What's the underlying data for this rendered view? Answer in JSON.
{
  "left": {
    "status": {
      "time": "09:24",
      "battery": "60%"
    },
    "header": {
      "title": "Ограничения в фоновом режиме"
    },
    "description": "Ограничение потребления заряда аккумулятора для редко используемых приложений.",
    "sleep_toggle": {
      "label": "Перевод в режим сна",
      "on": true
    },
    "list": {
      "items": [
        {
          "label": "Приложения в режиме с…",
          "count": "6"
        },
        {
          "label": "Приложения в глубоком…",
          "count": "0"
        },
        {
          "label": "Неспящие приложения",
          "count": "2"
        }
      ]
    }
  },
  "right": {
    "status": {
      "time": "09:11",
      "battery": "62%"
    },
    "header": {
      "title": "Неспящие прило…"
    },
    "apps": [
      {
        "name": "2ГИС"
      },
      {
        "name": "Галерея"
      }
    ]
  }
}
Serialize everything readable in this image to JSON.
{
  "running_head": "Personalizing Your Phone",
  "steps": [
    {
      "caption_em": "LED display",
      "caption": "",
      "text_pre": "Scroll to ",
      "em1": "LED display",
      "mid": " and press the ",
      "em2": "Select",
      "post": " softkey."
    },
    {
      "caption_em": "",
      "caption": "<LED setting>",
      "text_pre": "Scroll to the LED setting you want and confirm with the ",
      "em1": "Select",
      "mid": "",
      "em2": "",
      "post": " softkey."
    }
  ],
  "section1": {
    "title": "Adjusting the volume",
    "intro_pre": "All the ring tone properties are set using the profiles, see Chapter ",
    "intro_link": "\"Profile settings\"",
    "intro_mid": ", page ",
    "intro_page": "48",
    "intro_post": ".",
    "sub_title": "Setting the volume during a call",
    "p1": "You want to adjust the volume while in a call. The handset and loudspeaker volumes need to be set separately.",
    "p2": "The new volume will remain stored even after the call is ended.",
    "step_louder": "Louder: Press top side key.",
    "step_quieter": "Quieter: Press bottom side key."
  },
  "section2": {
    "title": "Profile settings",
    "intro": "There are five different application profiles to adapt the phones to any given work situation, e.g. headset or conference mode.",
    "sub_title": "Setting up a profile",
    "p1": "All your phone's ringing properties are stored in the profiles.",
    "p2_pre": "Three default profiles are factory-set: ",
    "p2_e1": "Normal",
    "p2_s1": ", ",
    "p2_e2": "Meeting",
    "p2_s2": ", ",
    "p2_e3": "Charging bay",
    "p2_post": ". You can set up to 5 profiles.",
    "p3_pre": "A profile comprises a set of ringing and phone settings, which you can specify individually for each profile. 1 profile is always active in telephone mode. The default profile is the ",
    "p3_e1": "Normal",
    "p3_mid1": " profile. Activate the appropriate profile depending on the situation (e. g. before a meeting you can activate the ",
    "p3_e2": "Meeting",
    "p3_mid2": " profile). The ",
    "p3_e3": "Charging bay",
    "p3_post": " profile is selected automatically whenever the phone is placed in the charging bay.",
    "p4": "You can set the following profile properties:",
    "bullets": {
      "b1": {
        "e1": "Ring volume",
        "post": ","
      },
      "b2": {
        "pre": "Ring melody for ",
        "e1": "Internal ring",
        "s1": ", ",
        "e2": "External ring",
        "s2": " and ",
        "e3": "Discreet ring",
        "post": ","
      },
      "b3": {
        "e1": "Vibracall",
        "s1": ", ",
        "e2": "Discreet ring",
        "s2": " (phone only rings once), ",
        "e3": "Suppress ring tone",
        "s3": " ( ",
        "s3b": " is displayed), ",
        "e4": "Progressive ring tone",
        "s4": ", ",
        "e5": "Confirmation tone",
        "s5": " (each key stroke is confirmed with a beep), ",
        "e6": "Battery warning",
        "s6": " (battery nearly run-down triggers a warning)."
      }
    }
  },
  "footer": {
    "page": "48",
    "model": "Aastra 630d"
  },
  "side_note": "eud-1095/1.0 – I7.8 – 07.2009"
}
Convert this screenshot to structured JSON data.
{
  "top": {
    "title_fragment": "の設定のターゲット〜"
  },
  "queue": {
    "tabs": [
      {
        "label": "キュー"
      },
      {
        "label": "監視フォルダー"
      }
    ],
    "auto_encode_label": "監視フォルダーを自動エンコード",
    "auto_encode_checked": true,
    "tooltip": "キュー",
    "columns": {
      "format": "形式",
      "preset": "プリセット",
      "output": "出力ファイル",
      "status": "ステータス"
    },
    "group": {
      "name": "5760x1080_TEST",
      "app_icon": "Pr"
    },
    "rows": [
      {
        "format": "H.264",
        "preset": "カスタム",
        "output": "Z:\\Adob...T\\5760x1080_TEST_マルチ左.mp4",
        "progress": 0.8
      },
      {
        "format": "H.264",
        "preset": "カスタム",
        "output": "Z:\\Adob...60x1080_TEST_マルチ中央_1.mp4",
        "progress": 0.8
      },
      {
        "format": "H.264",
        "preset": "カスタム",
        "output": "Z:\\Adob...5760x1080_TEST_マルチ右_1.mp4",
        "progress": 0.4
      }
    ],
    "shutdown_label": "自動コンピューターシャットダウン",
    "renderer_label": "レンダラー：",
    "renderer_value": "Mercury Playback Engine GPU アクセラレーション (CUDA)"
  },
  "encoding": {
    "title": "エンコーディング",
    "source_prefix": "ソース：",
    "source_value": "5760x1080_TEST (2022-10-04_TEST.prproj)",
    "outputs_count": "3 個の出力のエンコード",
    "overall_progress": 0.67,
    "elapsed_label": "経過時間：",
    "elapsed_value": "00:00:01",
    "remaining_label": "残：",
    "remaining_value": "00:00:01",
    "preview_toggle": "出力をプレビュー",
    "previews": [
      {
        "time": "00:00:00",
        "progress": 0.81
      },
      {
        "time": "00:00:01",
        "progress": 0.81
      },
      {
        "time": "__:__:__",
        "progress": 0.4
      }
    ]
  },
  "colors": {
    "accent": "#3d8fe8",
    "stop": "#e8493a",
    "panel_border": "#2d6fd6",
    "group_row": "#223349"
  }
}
※
**PROBLEM STATEMENT:** Retype the whole listing above exactly.

**RESPONSE:**
What's the underlying data for this rendered view? Answer in JSON.
{
  "left": {
    "status": {
      "time": "09:24",
      "battery": "60%"
    },
    "header": {
      "title": "Ограничения в фоновом режиме"
    },
    "description": "Ограничение потребления заряда аккумулятора для редко используемых приложений.",
    "sleep_toggle": {
      "label": "Перевод в режим сна",
      "on": true
    },
    "list": {
      "items": [
        {
          "label": "Приложения в режиме с…",
          "count": "6"
        },
        {
          "label": "Приложения в глубоком…",
          "count": "0"
        },
        {
          "label": "Неспящие приложения",
          "count": "2"
        }
      ]
    }
  },
  "right": {
    "status": {
      "time": "09:11",
      "battery": "62%"
    },
    "header": {
      "title": "Неспящие прило…"
    },
    "apps": [
      {
        "name": "2ГИС"
      },
      {
        "name": "Галерея"
      }
    ]
  }
}
Serialize everything readable in this image to JSON.
{
  "running_head": "Personalizing Your Phone",
  "steps": [
    {
      "caption_em": "LED display",
      "caption": "",
      "text_pre": "Scroll to ",
      "em1": "LED display",
      "mid": " and press the ",
      "em2": "Select",
      "post": " softkey."
    },
    {
      "caption_em": "",
      "caption": "<LED setting>",
      "text_pre": "Scroll to the LED setting you want and confirm with the ",
      "em1": "Select",
      "mid": "",
      "em2": "",
      "post": " softkey."
    }
  ],
  "section1": {
    "title": "Adjusting the volume",
    "intro_pre": "All the ring tone properties are set using the profiles, see Chapter ",
    "intro_link": "\"Profile settings\"",
    "intro_mid": ", page ",
    "intro_page": "48",
    "intro_post": ".",
    "sub_title": "Setting the volume during a call",
    "p1": "You want to adjust the volume while in a call. The handset and loudspeaker volumes need to be set separately.",
    "p2": "The new volume will remain stored even after the call is ended.",
    "step_louder": "Louder: Press top side key.",
    "step_quieter": "Quieter: Press bottom side key."
  },
  "section2": {
    "title": "Profile settings",
    "intro": "There are five different application profiles to adapt the phones to any given work situation, e.g. headset or conference mode.",
    "sub_title": "Setting up a profile",
    "p1": "All your phone's ringing properties are stored in the profiles.",
    "p2_pre": "Three default profiles are factory-set: ",
    "p2_e1": "Normal",
    "p2_s1": ", ",
    "p2_e2": "Meeting",
    "p2_s2": ", ",
    "p2_e3": "Charging bay",
    "p2_post": ". You can set up to 5 profiles.",
    "p3_pre": "A profile comprises a set of ringing and phone settings, which you can specify individually for each profile. 1 profile is always active in telephone mode. The default profile is the ",
    "p3_e1": "Normal",
    "p3_mid1": " profile. Activate the appropriate profile depending on the situation (e. g. before a meeting you can activate the ",
    "p3_e2": "Meeting",
    "p3_mid2": " profile). The ",
    "p3_e3": "Charging bay",
    "p3_post": " profile is selected automatically whenever the phone is placed in the charging bay.",
    "p4": "You can set the following profile properties:",
    "bullets": {
      "b1": {
        "e1": "Ring volume",
        "post": ","
      },
      "b2": {
        "pre": "Ring melody for ",
        "e1": "Internal ring",
        "s1": ", ",
        "e2": "External ring",
        "s2": " and ",
        "e3": "Discreet ring",
        "post": ","
      },
      "b3": {
        "e1": "Vibracall",
        "s1": ", ",
        "e2": "Discreet ring",
        "s2": " (phone only rings once), ",
        "e3": "Suppress ring tone",
        "s3": " ( ",
        "s3b": " is displayed), ",
        "e4": "Progressive ring tone",
        "s4": ", ",
        "e5": "Confirmation tone",
        "s5": " (each key stroke is confirmed with a beep), ",
        "e6": "Battery warning",
        "s6": " (battery nearly run-down triggers a warning)."
      }
    }
  },
  "footer": {
    "page": "48",
    "model": "Aastra 630d"
  },
  "side_note": "eud-1095/1.0 – I7.8 – 07.2009"
}
Convert this screenshot to structured JSON data.
{
  "top": {
    "title_fragment": "の設定のターゲット〜"
  },
  "queue": {
    "tabs": [
      {
        "label": "キュー"
      },
      {
        "label": "監視フォルダー"
      }
    ],
    "auto_encode_label": "監視フォルダーを自動エンコード",
    "auto_encode_checked": true,
    "tooltip": "キュー",
    "columns": {
      "format": "形式",
      "preset": "プリセット",
      "output": "出力ファイル",
      "status": "ステータス"
    },
    "group": {
      "name": "5760x1080_TEST",
      "app_icon": "Pr"
    },
    "rows": [
      {
        "format": "H.264",
        "preset": "カスタム",
        "output": "Z:\\Adob...T\\5760x1080_TEST_マルチ左.mp4",
        "progress": 0.8
      },
      {
        "format": "H.264",
        "preset": "カスタム",
        "output": "Z:\\Adob...60x1080_TEST_マルチ中央_1.mp4",
        "progress": 0.8
      },
      {
        "format": "H.264",
        "preset": "カスタム",
        "output": "Z:\\Adob...5760x1080_TEST_マルチ右_1.mp4",
        "progress": 0.4
      }
    ],
    "shutdown_label": "自動コンピューターシャットダウン",
    "renderer_label": "レンダラー：",
    "renderer_value": "Mercury Playback Engine GPU アクセラレーション (CUDA)"
  },
  "encoding": {
    "title": "エンコーディング",
    "source_prefix": "ソース：",
    "source_value": "5760x1080_TEST (2022-10-04_TEST.prproj)",
    "outputs_count": "3 個の出力のエンコード",
    "overall_progress": 0.67,
    "elapsed_label": "経過時間：",
    "elapsed_value": "00:00:01",
    "remaining_label": "残：",
    "remaining_value": "00:00:01",
    "preview_toggle": "出力をプレビュー",
    "previews": [
      {
        "time": "00:00:00",
        "progress": 0.81
      },
      {
        "time": "00:00:01",
        "progress": 0.81
      },
      {
        "time": "__:__:__",
        "progress": 0.4
      }
    ]
  },
  "colors": {
    "accent": "#3d8fe8",
    "stop": "#e8493a",
    "panel_border": "#2d6fd6",
    "group_row": "#223349"
  }
}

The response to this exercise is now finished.